Every line that contains the word "ylabel" should be copied.
+ + + +
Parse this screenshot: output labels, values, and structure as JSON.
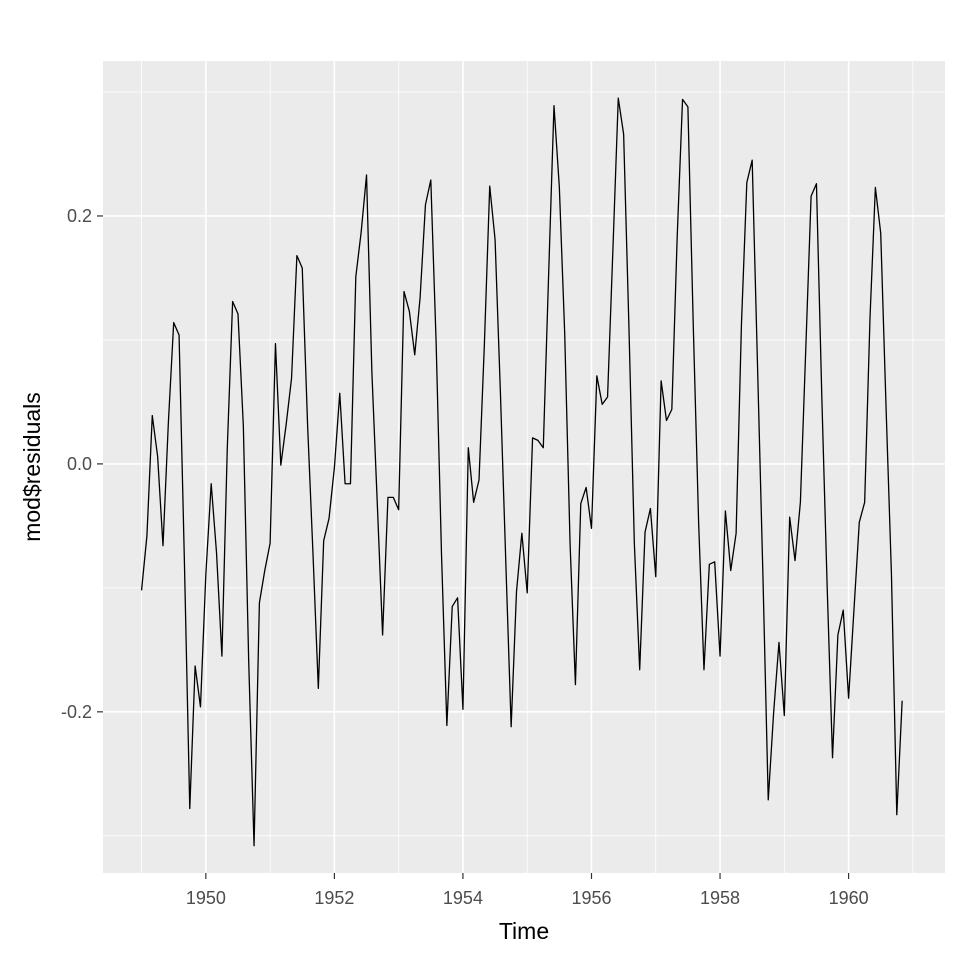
{
  "chart_data": {
    "type": "line",
    "title": "",
    "xlabel": "Time",
    "ylabel": "mod$residuals",
    "xlim": [
      1948.4,
      1961.5
    ],
    "ylim": [
      -0.33,
      0.325
    ],
    "x_ticks": [
      1950,
      1952,
      1954,
      1956,
      1958,
      1960
    ],
    "y_ticks": [
      -0.2,
      0.0,
      0.2
    ],
    "x_tick_labels": [
      "1950",
      "1952",
      "1954",
      "1956",
      "1958",
      "1960"
    ],
    "y_tick_labels": [
      "-0.2",
      "0.0",
      "0.2"
    ],
    "grid": true,
    "colors": {
      "panel": "#ebebeb",
      "grid": "#ffffff",
      "line": "#000000"
    },
    "series": [
      {
        "x_start": 1949.0,
        "x_step": 0.08333333,
        "values": [
          -0.102,
          -0.058,
          0.039,
          0.006,
          -0.066,
          0.033,
          0.114,
          0.104,
          -0.079,
          -0.278,
          -0.163,
          -0.196,
          -0.089,
          -0.016,
          -0.072,
          -0.155,
          0.012,
          0.131,
          0.121,
          0.031,
          -0.159,
          -0.308,
          -0.112,
          -0.086,
          -0.064,
          0.097,
          -0.001,
          0.032,
          0.069,
          0.168,
          0.158,
          0.031,
          -0.072,
          -0.181,
          -0.062,
          -0.044,
          -0.003,
          0.057,
          -0.016,
          -0.016,
          0.151,
          0.187,
          0.233,
          0.074,
          -0.031,
          -0.138,
          -0.027,
          -0.027,
          -0.037,
          0.139,
          0.123,
          0.088,
          0.134,
          0.209,
          0.229,
          0.097,
          -0.073,
          -0.211,
          -0.115,
          -0.108,
          -0.198,
          0.013,
          -0.031,
          -0.013,
          0.096,
          0.224,
          0.181,
          0.057,
          -0.079,
          -0.212,
          -0.103,
          -0.056,
          -0.104,
          0.021,
          0.019,
          0.013,
          0.153,
          0.289,
          0.223,
          0.105,
          -0.064,
          -0.178,
          -0.032,
          -0.019,
          -0.052,
          0.071,
          0.048,
          0.054,
          0.173,
          0.295,
          0.266,
          0.109,
          -0.064,
          -0.166,
          -0.055,
          -0.036,
          -0.091,
          0.067,
          0.035,
          0.044,
          0.183,
          0.294,
          0.288,
          0.112,
          -0.047,
          -0.166,
          -0.081,
          -0.079,
          -0.155,
          -0.038,
          -0.086,
          -0.056,
          0.113,
          0.227,
          0.245,
          0.079,
          -0.089,
          -0.271,
          -0.201,
          -0.144,
          -0.203,
          -0.043,
          -0.078,
          -0.031,
          0.092,
          0.216,
          0.226,
          0.054,
          -0.099,
          -0.237,
          -0.138,
          -0.118,
          -0.189,
          -0.118,
          -0.047,
          -0.031,
          0.118,
          0.223,
          0.186,
          0.045,
          -0.089,
          -0.283,
          -0.191
        ]
      }
    ]
  }
}
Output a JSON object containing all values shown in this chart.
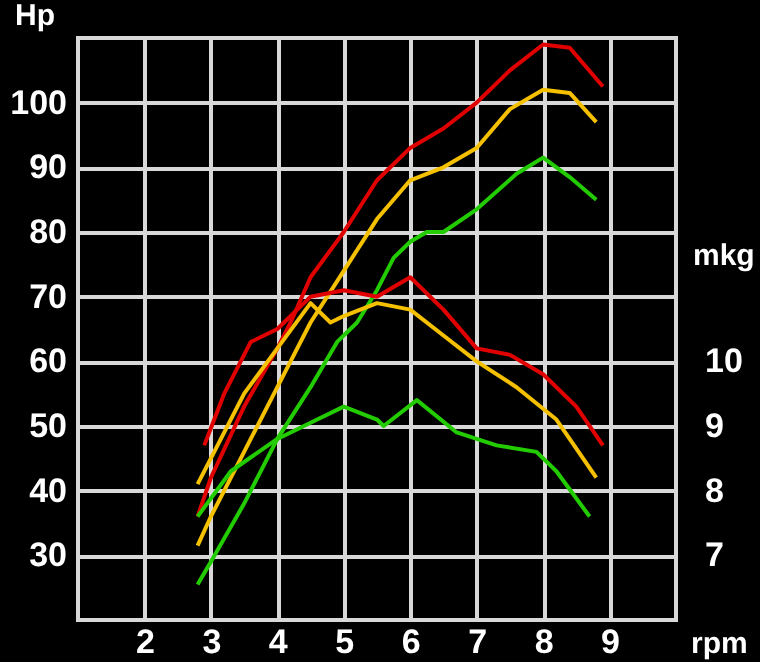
{
  "chart_data": {
    "type": "line",
    "xlabel": "rpm",
    "ylabel": "Hp",
    "y2label": "mkg",
    "xlim": [
      1,
      10
    ],
    "xticks": [
      2,
      3,
      4,
      5,
      6,
      7,
      8,
      9
    ],
    "ylim": [
      20,
      110
    ],
    "yticks": [
      30,
      40,
      50,
      60,
      70,
      80,
      90,
      100
    ],
    "y2lim": [
      6,
      15
    ],
    "y2ticks": [
      7,
      8,
      9,
      10
    ],
    "grid": true,
    "series": [
      {
        "color": "#e00000",
        "x": [
          2.8,
          3,
          3.5,
          4,
          4.2,
          4.5,
          5,
          5.5,
          6,
          6.5,
          7,
          7.5,
          8,
          8.4,
          8.9
        ],
        "values": [
          36,
          42,
          53,
          62,
          66,
          73,
          80,
          88,
          93,
          96,
          100,
          105,
          109,
          108.5,
          102.5
        ]
      },
      {
        "color": "#f5c000",
        "x": [
          2.8,
          3,
          3.5,
          4,
          4.5,
          5,
          5.5,
          6,
          6.5,
          7,
          7.5,
          8,
          8.4,
          8.8
        ],
        "values": [
          31.5,
          36,
          46,
          56,
          66,
          74,
          82,
          88,
          90,
          93,
          99,
          102,
          101.5,
          97
        ]
      },
      {
        "color": "#22cc00",
        "x": [
          2.8,
          3,
          3.5,
          4,
          4.5,
          4.9,
          5.2,
          5.5,
          5.75,
          6,
          6.25,
          6.5,
          7,
          7.6,
          8,
          8.4,
          8.8
        ],
        "values": [
          25.5,
          29,
          38,
          48,
          56,
          63,
          66,
          71,
          76,
          78.5,
          80,
          80,
          83.5,
          89,
          91.5,
          88.5,
          85
        ]
      },
      {
        "color": "#e00000",
        "axis": "y2",
        "x": [
          2.9,
          3.2,
          3.6,
          4,
          4.5,
          5,
          5.5,
          6,
          6.5,
          7,
          7.5,
          8,
          8.5,
          8.9
        ],
        "values": [
          8.7,
          9.5,
          10.3,
          10.5,
          11,
          11.1,
          11,
          11.3,
          10.8,
          10.2,
          10.1,
          9.8,
          9.3,
          8.7
        ]
      },
      {
        "color": "#f5c000",
        "axis": "y2",
        "x": [
          2.8,
          3,
          3.5,
          4,
          4.5,
          4.8,
          5,
          5.5,
          6,
          6.5,
          7,
          7.6,
          8.2,
          8.8
        ],
        "values": [
          8.1,
          8.5,
          9.5,
          10.2,
          10.9,
          10.6,
          10.7,
          10.9,
          10.8,
          10.4,
          10,
          9.6,
          9.1,
          8.2
        ]
      },
      {
        "color": "#22cc00",
        "axis": "y2",
        "x": [
          2.8,
          3.3,
          4,
          4.6,
          5,
          5.5,
          5.6,
          6.1,
          6.7,
          7.3,
          7.9,
          8.2,
          8.7
        ],
        "values": [
          7.6,
          8.3,
          8.8,
          9.1,
          9.3,
          9.1,
          9,
          9.4,
          8.9,
          8.7,
          8.6,
          8.3,
          7.6
        ]
      }
    ]
  }
}
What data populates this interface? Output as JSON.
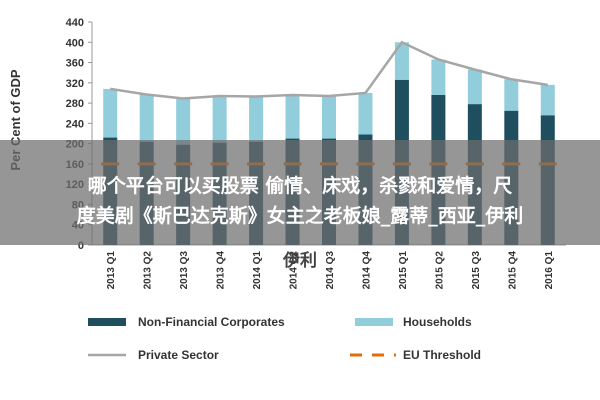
{
  "chart_data": {
    "type": "bar",
    "ylabel": "Per Cent of GDP",
    "ylim": [
      0,
      440
    ],
    "yticks": [
      0,
      40,
      80,
      120,
      160,
      200,
      240,
      280,
      320,
      360,
      400,
      440
    ],
    "categories": [
      "2013 Q1",
      "2013 Q2",
      "2013 Q3",
      "2013 Q4",
      "2014 Q1",
      "2014 Q2",
      "2014 Q3",
      "2014 Q4",
      "2015 Q1",
      "2015 Q2",
      "2015 Q3",
      "2015 Q4",
      "2016 Q1"
    ],
    "series": [
      {
        "name": "Non-Financial Corporates",
        "type": "bar",
        "color": "#1f4e5f",
        "values": [
          212,
          204,
          198,
          202,
          204,
          210,
          210,
          218,
          326,
          296,
          278,
          265,
          256
        ]
      },
      {
        "name": "Households",
        "type": "bar",
        "color": "#92cddc",
        "values": [
          96,
          93,
          91,
          92,
          89,
          86,
          84,
          82,
          74,
          70,
          68,
          62,
          60
        ]
      },
      {
        "name": "Private Sector",
        "type": "line",
        "color": "#a6a6a6",
        "values": [
          308,
          297,
          289,
          294,
          293,
          296,
          294,
          300,
          400,
          366,
          346,
          327,
          316
        ]
      },
      {
        "name": "EU Threshold",
        "type": "line-dashed",
        "color": "#e36c09",
        "values": [
          160,
          160,
          160,
          160,
          160,
          160,
          160,
          160,
          160,
          160,
          160,
          160,
          160
        ]
      }
    ],
    "legend_position": "bottom"
  },
  "overlay": {
    "line1": "哪个平台可以买股票 偷情、床戏，杀戮和爱情，尺",
    "line2": "度美剧《斯巴达克斯》女主之老板娘_露蒂_西亚_伊利",
    "line3": "伊利"
  },
  "colors": {
    "axis": "#999999",
    "text": "#333333"
  }
}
+ + + +
• **Exercise result**:
    "ylabel": "mod$residuals",
    "ylabel": "Hp",
    "ylabel": "Per Cent of GDP",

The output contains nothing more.